What you should do: Give only a count of the lines that include the string "Ministerio".

Dataset rows:
· · ·

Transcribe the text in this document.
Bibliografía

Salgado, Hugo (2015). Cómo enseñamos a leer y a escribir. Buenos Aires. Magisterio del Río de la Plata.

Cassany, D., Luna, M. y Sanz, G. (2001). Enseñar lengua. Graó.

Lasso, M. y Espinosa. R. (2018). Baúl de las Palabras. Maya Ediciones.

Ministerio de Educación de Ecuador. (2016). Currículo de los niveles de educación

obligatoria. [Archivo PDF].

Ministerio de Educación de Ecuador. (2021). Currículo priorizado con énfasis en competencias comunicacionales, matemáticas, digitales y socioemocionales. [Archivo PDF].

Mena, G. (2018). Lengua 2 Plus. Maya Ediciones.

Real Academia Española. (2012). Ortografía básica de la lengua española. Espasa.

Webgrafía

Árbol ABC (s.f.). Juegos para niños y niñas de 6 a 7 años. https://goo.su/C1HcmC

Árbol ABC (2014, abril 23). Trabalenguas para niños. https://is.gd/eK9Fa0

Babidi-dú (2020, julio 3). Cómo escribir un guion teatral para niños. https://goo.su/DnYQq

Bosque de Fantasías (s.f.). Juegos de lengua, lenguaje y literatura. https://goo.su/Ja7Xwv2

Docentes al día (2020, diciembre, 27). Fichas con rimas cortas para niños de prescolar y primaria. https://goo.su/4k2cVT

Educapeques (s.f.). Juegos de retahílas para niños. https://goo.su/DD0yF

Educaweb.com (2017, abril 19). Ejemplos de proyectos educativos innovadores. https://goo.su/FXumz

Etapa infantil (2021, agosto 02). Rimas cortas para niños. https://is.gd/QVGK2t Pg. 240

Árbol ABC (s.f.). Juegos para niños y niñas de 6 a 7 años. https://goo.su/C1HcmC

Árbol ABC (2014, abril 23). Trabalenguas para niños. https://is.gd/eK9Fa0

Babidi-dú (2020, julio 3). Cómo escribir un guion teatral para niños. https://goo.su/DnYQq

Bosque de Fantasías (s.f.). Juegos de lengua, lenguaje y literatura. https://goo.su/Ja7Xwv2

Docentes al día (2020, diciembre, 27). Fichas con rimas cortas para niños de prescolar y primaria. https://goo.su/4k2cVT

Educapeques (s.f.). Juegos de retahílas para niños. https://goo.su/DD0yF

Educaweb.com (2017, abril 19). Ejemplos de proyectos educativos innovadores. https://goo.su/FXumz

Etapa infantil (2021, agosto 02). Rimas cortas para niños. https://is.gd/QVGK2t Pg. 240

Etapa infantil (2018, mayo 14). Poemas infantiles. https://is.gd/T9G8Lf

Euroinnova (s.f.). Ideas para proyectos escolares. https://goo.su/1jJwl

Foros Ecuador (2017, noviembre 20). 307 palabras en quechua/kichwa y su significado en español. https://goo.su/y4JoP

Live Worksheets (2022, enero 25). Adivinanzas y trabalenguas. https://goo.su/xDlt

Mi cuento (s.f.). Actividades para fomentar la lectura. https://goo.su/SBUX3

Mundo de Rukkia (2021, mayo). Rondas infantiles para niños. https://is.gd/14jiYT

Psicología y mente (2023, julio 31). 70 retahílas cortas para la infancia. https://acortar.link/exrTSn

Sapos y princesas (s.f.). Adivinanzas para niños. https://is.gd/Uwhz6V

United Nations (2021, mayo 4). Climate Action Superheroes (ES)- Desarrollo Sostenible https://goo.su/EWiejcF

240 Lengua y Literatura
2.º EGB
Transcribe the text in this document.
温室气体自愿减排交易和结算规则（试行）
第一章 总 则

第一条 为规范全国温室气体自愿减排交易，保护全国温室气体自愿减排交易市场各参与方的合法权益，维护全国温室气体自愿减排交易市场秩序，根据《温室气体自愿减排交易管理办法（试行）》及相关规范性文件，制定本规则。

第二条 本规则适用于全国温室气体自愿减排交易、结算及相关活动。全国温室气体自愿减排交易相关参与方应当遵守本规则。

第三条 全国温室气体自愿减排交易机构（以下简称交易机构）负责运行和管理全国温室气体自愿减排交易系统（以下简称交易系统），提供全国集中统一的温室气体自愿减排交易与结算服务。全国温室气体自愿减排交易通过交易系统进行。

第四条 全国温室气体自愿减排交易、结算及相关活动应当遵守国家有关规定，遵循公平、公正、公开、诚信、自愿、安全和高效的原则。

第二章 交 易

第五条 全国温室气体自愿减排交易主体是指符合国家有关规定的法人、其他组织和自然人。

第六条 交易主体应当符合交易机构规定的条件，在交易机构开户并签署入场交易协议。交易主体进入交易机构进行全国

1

· · ·

Task solution: 2